======== Dataset records ========

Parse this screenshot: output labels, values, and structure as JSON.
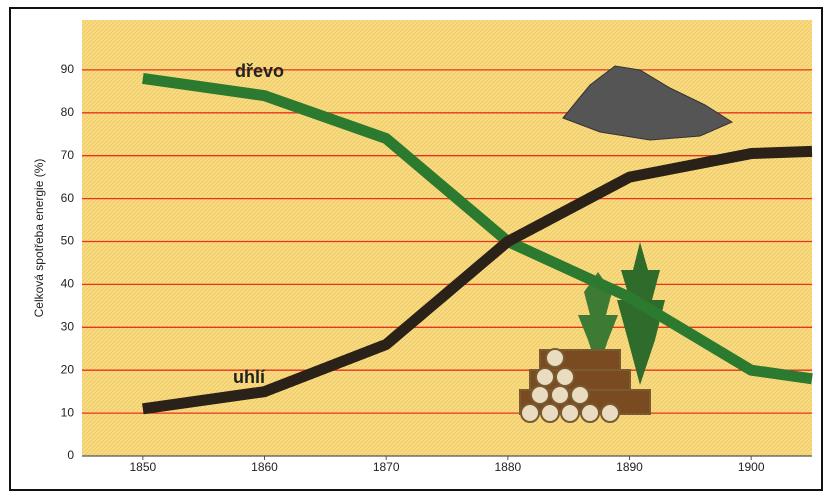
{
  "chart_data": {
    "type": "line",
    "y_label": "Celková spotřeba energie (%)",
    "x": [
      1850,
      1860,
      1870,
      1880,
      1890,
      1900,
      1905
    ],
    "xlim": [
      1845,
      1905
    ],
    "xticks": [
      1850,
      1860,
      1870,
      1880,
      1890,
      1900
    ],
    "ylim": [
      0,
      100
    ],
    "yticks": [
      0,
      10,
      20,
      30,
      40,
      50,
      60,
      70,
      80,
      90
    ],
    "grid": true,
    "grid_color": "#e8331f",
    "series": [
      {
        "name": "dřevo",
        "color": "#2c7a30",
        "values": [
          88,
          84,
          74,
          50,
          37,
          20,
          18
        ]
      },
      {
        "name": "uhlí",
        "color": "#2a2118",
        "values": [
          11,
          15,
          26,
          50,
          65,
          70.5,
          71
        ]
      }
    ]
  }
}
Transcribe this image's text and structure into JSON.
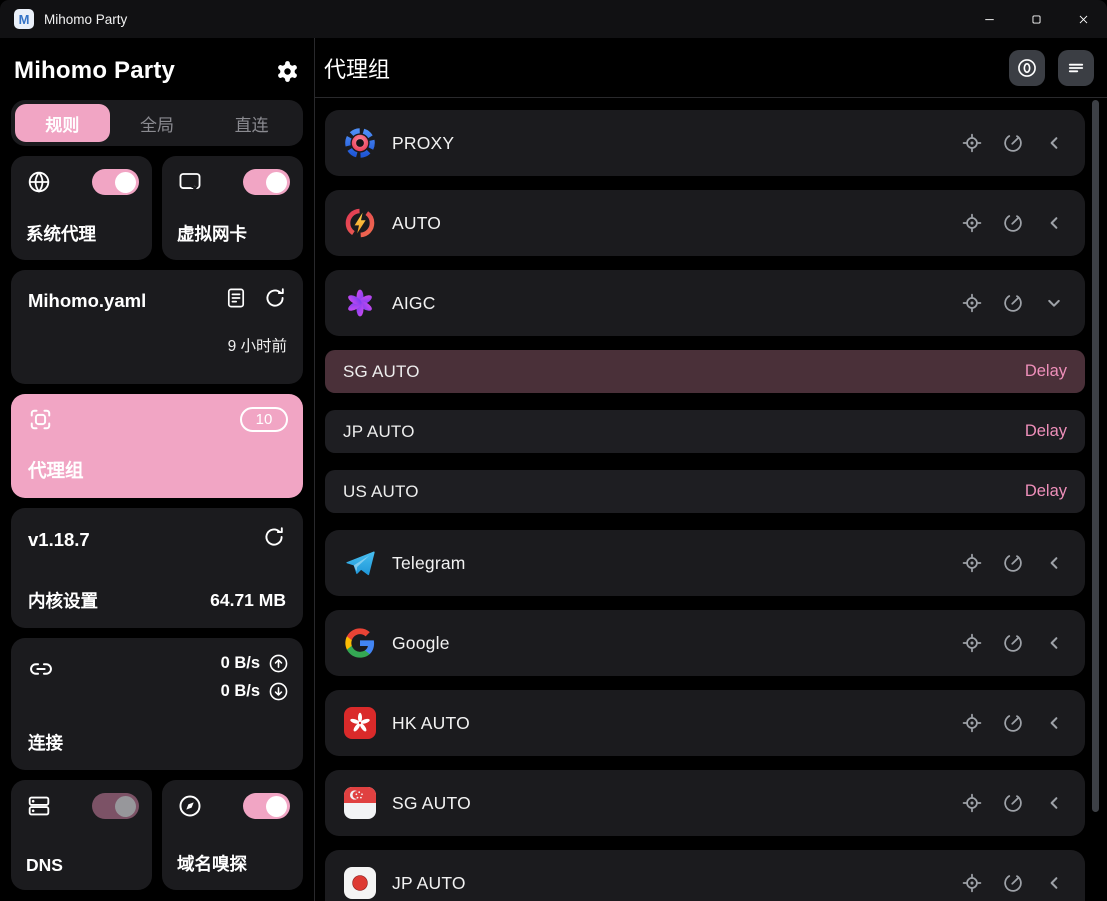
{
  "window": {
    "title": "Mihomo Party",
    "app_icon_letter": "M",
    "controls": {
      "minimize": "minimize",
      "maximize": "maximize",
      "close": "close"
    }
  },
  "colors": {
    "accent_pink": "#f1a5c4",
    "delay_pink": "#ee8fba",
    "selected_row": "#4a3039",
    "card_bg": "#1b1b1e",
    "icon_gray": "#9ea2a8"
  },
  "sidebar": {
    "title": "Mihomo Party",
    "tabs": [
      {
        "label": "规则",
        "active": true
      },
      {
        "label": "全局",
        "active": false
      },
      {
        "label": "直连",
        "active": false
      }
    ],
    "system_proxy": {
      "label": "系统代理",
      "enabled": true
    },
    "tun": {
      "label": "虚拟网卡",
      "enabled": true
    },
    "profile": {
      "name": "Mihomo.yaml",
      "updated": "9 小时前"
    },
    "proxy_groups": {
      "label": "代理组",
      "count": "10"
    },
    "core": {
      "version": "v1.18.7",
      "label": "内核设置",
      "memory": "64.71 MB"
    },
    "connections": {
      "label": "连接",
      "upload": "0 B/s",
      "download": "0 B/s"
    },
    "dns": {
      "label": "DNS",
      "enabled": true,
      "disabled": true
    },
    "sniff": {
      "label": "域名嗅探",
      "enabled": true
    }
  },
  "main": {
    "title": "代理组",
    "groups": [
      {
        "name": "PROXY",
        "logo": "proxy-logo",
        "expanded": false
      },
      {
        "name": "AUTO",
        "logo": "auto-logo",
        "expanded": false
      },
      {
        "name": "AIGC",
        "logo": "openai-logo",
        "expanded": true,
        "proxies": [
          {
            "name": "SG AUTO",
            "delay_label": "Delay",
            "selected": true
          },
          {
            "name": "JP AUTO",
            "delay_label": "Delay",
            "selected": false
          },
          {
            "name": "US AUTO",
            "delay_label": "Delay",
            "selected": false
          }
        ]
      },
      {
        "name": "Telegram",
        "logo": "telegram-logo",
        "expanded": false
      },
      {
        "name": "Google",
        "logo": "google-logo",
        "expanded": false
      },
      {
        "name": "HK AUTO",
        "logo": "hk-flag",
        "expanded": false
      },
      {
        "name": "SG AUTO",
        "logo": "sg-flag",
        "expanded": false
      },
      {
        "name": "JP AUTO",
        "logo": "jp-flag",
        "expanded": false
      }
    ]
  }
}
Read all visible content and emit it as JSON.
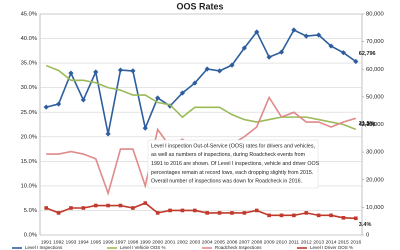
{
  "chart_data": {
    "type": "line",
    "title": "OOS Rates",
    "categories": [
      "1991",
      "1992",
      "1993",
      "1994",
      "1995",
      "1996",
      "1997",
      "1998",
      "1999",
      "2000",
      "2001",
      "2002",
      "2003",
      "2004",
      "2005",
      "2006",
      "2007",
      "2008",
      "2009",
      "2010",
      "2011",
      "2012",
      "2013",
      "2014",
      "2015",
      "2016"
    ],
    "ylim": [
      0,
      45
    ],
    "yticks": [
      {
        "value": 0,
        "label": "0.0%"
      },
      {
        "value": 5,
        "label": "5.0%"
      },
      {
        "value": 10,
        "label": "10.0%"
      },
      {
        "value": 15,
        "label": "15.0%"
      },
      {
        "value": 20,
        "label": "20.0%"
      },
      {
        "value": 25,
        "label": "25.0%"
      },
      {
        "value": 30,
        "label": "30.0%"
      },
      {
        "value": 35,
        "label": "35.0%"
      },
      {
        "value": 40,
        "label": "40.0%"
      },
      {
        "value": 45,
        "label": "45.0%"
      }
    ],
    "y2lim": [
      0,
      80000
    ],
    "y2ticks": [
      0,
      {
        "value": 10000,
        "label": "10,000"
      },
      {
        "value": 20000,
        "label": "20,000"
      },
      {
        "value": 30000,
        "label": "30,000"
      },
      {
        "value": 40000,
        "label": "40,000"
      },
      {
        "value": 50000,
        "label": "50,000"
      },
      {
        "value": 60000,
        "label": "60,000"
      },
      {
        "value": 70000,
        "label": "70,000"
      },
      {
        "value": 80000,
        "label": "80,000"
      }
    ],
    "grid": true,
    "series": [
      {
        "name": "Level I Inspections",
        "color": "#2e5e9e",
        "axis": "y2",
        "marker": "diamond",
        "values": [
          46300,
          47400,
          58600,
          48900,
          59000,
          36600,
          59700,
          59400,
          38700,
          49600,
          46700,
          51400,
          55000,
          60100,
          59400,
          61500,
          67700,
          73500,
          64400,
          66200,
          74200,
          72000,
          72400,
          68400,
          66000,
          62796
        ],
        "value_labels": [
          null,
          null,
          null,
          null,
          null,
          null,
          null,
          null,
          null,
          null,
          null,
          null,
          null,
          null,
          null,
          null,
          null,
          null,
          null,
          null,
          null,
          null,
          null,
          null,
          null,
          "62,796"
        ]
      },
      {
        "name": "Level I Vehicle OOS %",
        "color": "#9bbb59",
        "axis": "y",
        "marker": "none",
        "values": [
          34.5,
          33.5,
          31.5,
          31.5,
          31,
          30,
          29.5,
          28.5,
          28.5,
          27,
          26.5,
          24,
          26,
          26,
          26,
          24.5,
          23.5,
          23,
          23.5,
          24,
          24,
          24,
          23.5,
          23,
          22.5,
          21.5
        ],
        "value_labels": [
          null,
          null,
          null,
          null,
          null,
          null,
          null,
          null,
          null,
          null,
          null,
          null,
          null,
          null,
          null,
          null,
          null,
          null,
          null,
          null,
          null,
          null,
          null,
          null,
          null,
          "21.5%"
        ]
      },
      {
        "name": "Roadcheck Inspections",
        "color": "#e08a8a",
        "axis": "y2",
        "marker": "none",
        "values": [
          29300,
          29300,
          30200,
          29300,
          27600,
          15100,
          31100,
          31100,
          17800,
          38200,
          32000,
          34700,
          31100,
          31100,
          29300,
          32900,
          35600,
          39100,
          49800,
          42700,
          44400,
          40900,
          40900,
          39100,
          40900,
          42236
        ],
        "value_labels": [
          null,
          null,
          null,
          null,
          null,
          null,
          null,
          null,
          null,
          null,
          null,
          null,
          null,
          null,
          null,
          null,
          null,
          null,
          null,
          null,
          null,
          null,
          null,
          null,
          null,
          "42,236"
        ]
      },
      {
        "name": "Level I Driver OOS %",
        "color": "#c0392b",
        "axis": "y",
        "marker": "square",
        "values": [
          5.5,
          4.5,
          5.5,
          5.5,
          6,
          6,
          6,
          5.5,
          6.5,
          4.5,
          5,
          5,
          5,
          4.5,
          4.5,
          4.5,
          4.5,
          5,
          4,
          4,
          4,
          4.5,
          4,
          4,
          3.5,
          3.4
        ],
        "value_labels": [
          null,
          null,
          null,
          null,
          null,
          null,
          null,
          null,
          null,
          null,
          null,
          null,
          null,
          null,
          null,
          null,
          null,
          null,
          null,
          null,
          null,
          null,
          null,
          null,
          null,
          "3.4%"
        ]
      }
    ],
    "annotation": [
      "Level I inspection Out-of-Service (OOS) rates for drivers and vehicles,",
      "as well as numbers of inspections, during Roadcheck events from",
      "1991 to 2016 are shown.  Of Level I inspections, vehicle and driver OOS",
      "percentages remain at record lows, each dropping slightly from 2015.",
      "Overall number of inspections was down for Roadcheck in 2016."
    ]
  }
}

========

Sift through the entries and copy every line with "flag".

        "logo": "hk-flag",
        "logo": "sg-flag",
        "logo": "jp-flag",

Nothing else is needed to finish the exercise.